----- DATA EXCERPTS

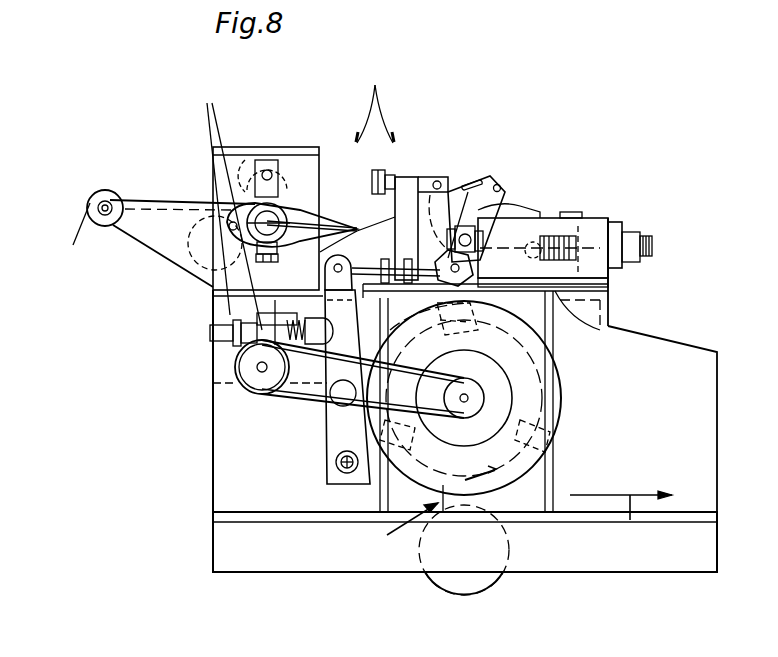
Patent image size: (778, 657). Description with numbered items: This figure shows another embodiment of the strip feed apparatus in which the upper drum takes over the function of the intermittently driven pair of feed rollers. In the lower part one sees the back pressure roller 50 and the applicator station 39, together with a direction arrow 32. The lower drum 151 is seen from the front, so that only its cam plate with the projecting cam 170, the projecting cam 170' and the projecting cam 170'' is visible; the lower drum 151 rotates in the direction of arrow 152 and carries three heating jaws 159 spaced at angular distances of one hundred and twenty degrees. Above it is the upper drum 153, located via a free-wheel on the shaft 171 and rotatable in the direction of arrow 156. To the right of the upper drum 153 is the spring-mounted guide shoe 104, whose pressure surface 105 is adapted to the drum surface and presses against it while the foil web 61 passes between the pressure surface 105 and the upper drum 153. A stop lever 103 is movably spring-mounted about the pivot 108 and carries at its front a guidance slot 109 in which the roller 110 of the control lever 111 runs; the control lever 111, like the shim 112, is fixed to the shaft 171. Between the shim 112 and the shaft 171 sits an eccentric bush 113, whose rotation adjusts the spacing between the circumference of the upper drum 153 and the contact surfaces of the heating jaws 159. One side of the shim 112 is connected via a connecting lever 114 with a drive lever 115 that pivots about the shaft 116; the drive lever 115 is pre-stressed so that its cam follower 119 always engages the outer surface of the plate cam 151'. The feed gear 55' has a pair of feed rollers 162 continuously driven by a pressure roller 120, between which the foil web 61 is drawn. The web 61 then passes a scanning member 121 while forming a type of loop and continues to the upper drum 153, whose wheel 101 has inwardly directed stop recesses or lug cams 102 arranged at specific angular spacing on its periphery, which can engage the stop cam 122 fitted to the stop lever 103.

The feed rollers 162 is at (250, 173).
The feed gear 55' is at (375, 101).
The foil web 61 is at (88, 211).
The pressure roller 120 is at (200, 236).
The scanning member 121 is at (292, 235).
The connecting lever 114 is at (326, 270).
The shaft 171 is at (395, 246).
The drive lever 115 is at (337, 430).
The shaft 116 is at (337, 470).
The cam follower 119 is at (323, 407).
The projecting cam 170 is at (349, 379).
The lower drum 151 is at (497, 398).
The plate cam 151' is at (538, 398).
The projecting cam 170'' is at (524, 332).
The heating jaws 159 is at (542, 435).
The projecting cam 170' is at (530, 515).
The arrow 152 is at (452, 490).
The back pressure roller 50 is at (490, 583).
The applicator station 39 is at (396, 524).
The direction arrow 32 is at (621, 519).
The wheel 101 is at (432, 190).
The pivot 108 is at (437, 180).
The lug cam 102 is at (467, 168).
The stop lever 103 is at (473, 180).
The guidance slot 109 is at (485, 183).
The stop cam 122 is at (507, 187).
The roller 110 is at (492, 200).
The control lever 111 is at (500, 207).
The upper drum 153 is at (584, 211).
The guide shoe 104 is at (600, 223).
The pressure surface 105 is at (638, 236).
The shim 112 is at (641, 262).
The arrow 156 is at (573, 281).
The eccentric bush 113 is at (535, 301).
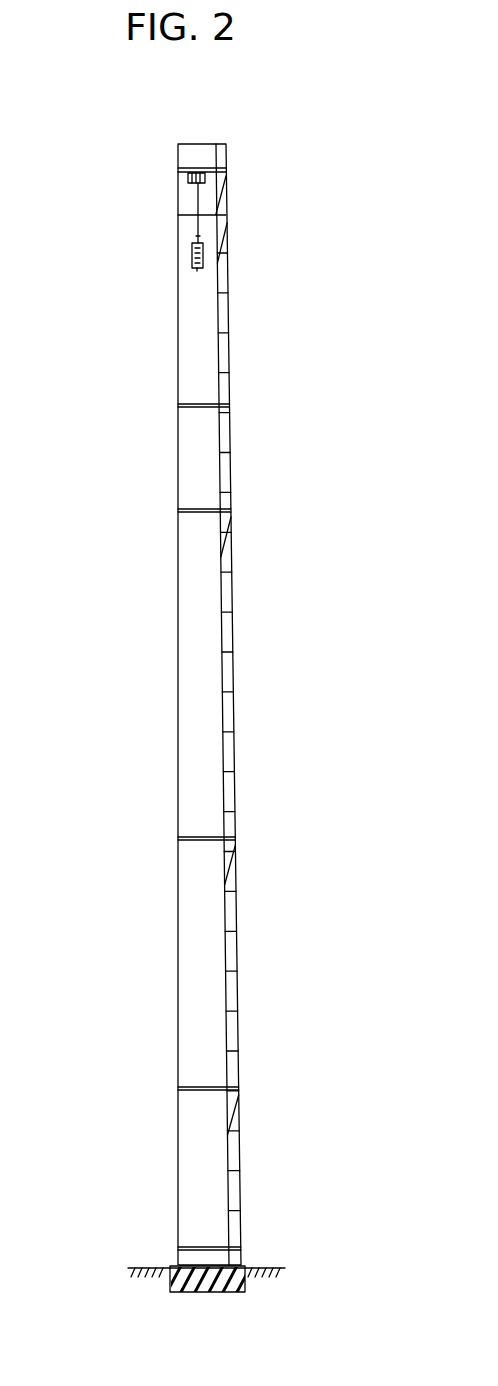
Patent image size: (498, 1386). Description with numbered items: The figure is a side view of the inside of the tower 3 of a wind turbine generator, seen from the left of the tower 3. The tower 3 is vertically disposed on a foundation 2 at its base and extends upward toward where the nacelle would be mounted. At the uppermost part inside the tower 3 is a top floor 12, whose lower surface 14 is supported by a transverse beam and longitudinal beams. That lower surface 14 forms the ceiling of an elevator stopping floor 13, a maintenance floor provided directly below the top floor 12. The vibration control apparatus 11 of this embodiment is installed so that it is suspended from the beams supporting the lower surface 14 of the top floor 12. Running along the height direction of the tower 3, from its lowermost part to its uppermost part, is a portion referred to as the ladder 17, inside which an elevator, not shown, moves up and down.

The foundation 2 is at (207, 1292).
The tower 3 is at (178, 682).
The vibration control apparatus 11 is at (166, 247).
The top floor 12 is at (190, 168).
The elevator stopping floor 13 is at (205, 217).
The lower surface 14 is at (184, 177).
The ladder 17 is at (225, 642).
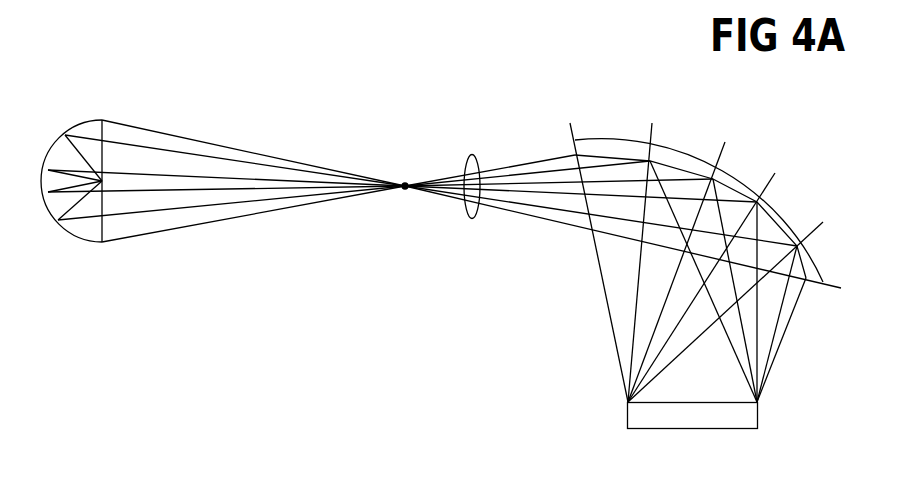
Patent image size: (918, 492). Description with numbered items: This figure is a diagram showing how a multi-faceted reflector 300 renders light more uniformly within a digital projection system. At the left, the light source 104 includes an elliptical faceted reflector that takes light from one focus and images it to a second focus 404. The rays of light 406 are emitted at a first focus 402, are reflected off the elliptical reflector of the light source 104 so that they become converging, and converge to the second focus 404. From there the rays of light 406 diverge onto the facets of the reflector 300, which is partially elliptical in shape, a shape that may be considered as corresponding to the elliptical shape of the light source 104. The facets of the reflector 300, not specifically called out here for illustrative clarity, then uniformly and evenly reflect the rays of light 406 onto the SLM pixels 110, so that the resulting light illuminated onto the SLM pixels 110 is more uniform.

The light source 104 is at (53, 223).
The first focus 402 is at (110, 176).
The second focus 404 is at (403, 189).
The rays of light 406 is at (475, 219).
The reflector 300 is at (800, 235).
The SLM pixels 110 is at (627, 417).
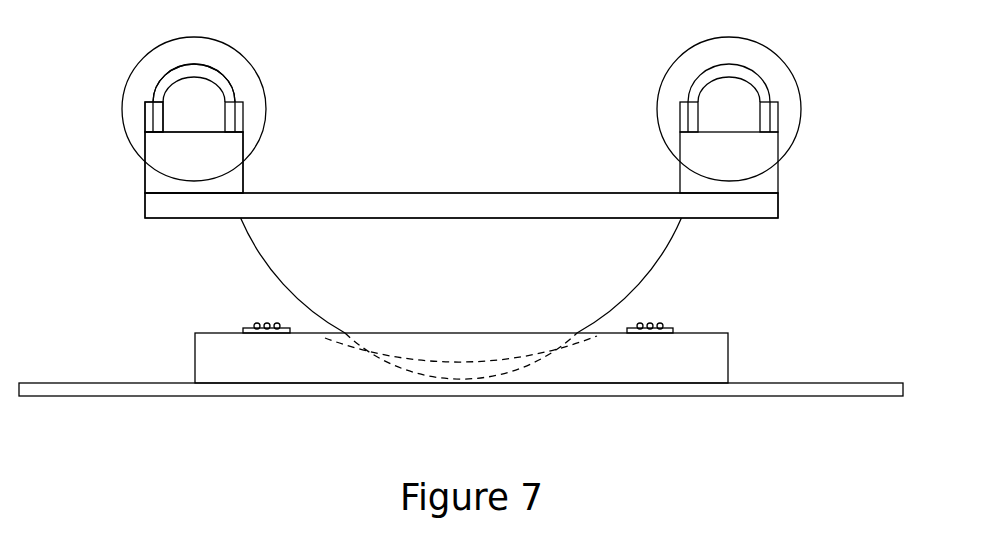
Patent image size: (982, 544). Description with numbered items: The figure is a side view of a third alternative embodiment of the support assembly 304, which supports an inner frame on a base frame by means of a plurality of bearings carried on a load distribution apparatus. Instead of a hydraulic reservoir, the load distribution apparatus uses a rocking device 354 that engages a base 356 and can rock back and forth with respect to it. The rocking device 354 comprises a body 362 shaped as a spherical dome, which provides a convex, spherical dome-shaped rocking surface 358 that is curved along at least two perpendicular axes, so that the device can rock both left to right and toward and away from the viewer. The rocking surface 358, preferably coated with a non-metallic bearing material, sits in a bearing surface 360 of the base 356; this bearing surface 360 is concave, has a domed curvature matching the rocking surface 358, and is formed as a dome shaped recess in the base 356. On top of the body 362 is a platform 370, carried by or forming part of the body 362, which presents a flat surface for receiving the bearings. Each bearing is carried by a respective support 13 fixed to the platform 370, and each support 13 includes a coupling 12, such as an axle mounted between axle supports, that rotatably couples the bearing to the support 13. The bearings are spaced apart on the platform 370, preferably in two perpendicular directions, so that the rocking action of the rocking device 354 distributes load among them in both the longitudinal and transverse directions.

----------

● WORK INSTRUCTIONS
Starting with the line containing "Patent image size: (918, 492)." and running through the line containing "The SLM pixels 110 is at (627, 417).", write those lines out again, swapping "digital projection system" for "projector" and leaving everything else untouched.

● WRITTEN RESPONSE
Patent image size: (918, 492). Description with numbered items: This figure is a diagram showing how a multi-faceted reflector 300 renders light more uniformly within a projector. At the left, the light source 104 includes an elliptical faceted reflector that takes light from one focus and images it to a second focus 404. The rays of light 406 are emitted at a first focus 402, are reflected off the elliptical reflector of the light source 104 so that they become converging, and converge to the second focus 404. From there the rays of light 406 diverge onto the facets of the reflector 300, which is partially elliptical in shape, a shape that may be considered as corresponding to the elliptical shape of the light source 104. The facets of the reflector 300, not specifically called out here for illustrative clarity, then uniformly and evenly reflect the rays of light 406 onto the SLM pixels 110, so that the resulting light illuminated onto the SLM pixels 110 is more uniform.

The light source 104 is at (53, 223).
The first focus 402 is at (110, 176).
The second focus 404 is at (403, 189).
The rays of light 406 is at (475, 219).
The reflector 300 is at (800, 235).
The SLM pixels 110 is at (627, 417).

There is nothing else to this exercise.